What to produce: Lines holding the string "JSON" are the ones to copy; find them all in the data.

Data extract:
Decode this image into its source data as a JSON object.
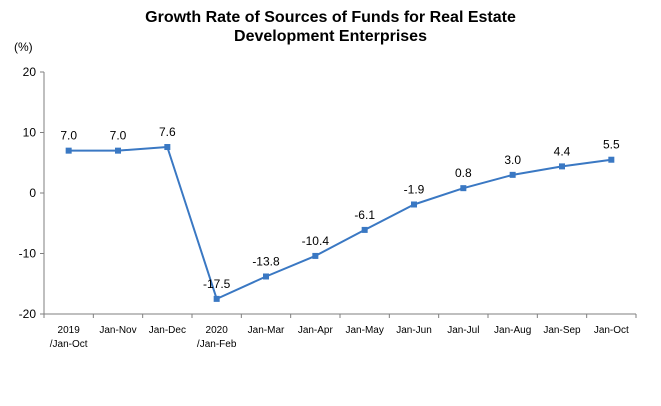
{
  "chart_data": {
    "type": "line",
    "title_lines": [
      "Growth Rate of Sources of Funds for Real Estate",
      "Development Enterprises"
    ],
    "unit_label": "(%)",
    "categories": [
      [
        "2019",
        "/Jan-Oct"
      ],
      [
        "Jan-Nov"
      ],
      [
        "Jan-Dec"
      ],
      [
        "2020",
        "/Jan-Feb"
      ],
      [
        "Jan-Mar"
      ],
      [
        "Jan-Apr"
      ],
      [
        "Jan-May"
      ],
      [
        "Jan-Jun"
      ],
      [
        "Jan-Jul"
      ],
      [
        "Jan-Aug"
      ],
      [
        "Jan-Sep"
      ],
      [
        "Jan-Oct"
      ]
    ],
    "values": [
      7.0,
      7.0,
      7.6,
      -17.5,
      -13.8,
      -10.4,
      -6.1,
      -1.9,
      0.8,
      3.0,
      4.4,
      5.5
    ],
    "data_labels": [
      "7.0",
      "7.0",
      "7.6",
      "-17.5",
      "-13.8",
      "-10.4",
      "-6.1",
      "-1.9",
      "0.8",
      "3.0",
      "4.4",
      "5.5"
    ],
    "yticks": [
      20,
      10,
      0,
      -10,
      -20
    ],
    "ylim": [
      -20,
      20
    ],
    "grid": false,
    "line_color": "#3a78c3",
    "marker_color": "#3a78c3"
  }
}
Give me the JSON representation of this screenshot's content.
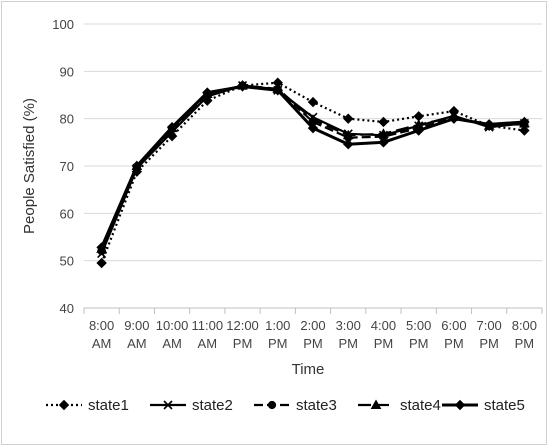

Output below:
Decode this image into its source data as a JSON object.
Give me the JSON representation of this screenshot's content.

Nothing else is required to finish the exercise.